Prompt: Filter the data for lines with the word "gering", then copy every line so identified.

[begin Extracted information]

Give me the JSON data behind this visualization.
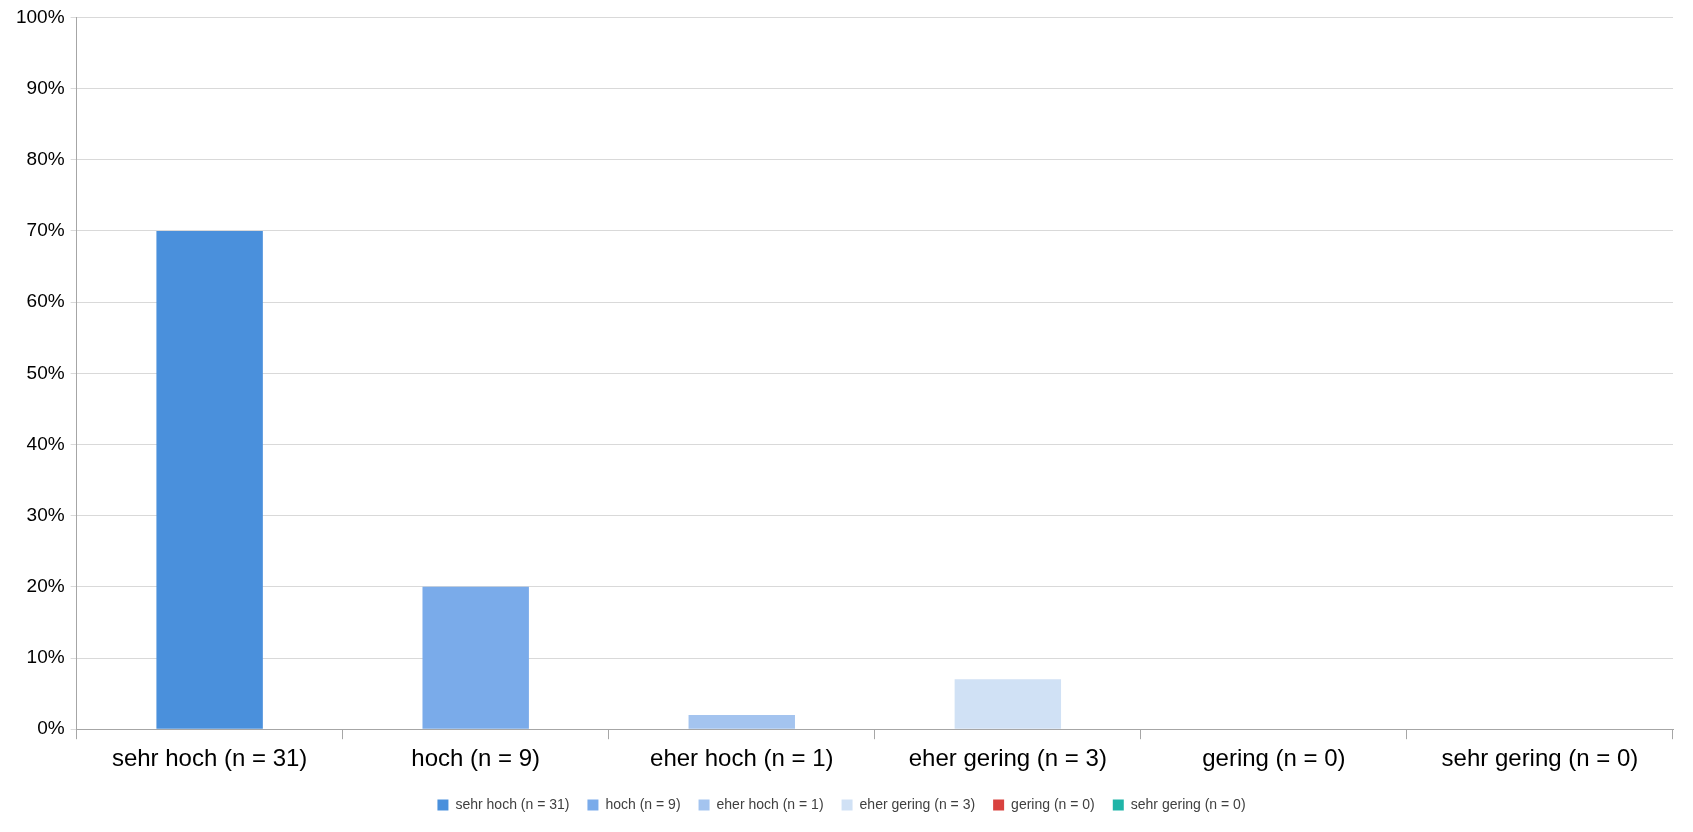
{
  "chart_data": {
    "type": "bar",
    "categories": [
      "sehr hoch (n = 31)",
      "hoch (n = 9)",
      "eher hoch (n = 1)",
      "eher gering (n = 3)",
      "gering (n = 0)",
      "sehr gering (n = 0)"
    ],
    "series": [
      {
        "name": "sehr hoch (n = 31)",
        "color": "#4a90dc",
        "values": [
          70,
          null,
          null,
          null,
          null,
          null
        ]
      },
      {
        "name": "hoch (n = 9)",
        "color": "#7aabea",
        "values": [
          null,
          20,
          null,
          null,
          null,
          null
        ]
      },
      {
        "name": "eher hoch (n = 1)",
        "color": "#a4c4ef",
        "values": [
          null,
          null,
          2,
          null,
          null,
          null
        ]
      },
      {
        "name": "eher gering (n = 3)",
        "color": "#d0e1f5",
        "values": [
          null,
          null,
          null,
          7,
          null,
          null
        ]
      },
      {
        "name": "gering (n = 0)",
        "color": "#d9423f",
        "values": [
          null,
          null,
          null,
          null,
          0,
          null
        ]
      },
      {
        "name": "sehr gering (n = 0)",
        "color": "#1fb5a8",
        "values": [
          null,
          null,
          null,
          null,
          null,
          0
        ]
      }
    ],
    "ylim": [
      0,
      100
    ],
    "yticks": [
      {
        "value": 0,
        "label": "0%"
      },
      {
        "value": 10,
        "label": "10%"
      },
      {
        "value": 20,
        "label": "20%"
      },
      {
        "value": 30,
        "label": "30%"
      },
      {
        "value": 40,
        "label": "40%"
      },
      {
        "value": 50,
        "label": "50%"
      },
      {
        "value": 60,
        "label": "60%"
      },
      {
        "value": 70,
        "label": "70%"
      },
      {
        "value": 80,
        "label": "80%"
      },
      {
        "value": 90,
        "label": "90%"
      },
      {
        "value": 100,
        "label": "100%"
      }
    ],
    "grid": "y",
    "legend": "bottom"
  }
}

[end Extracted information]

Response for this exercise:
      "eher gering (n = 3)",
      "gering (n = 0)",
      "sehr gering (n = 0)"
        "name": "eher gering (n = 3)",
        "name": "gering (n = 0)",
        "name": "sehr gering (n = 0)",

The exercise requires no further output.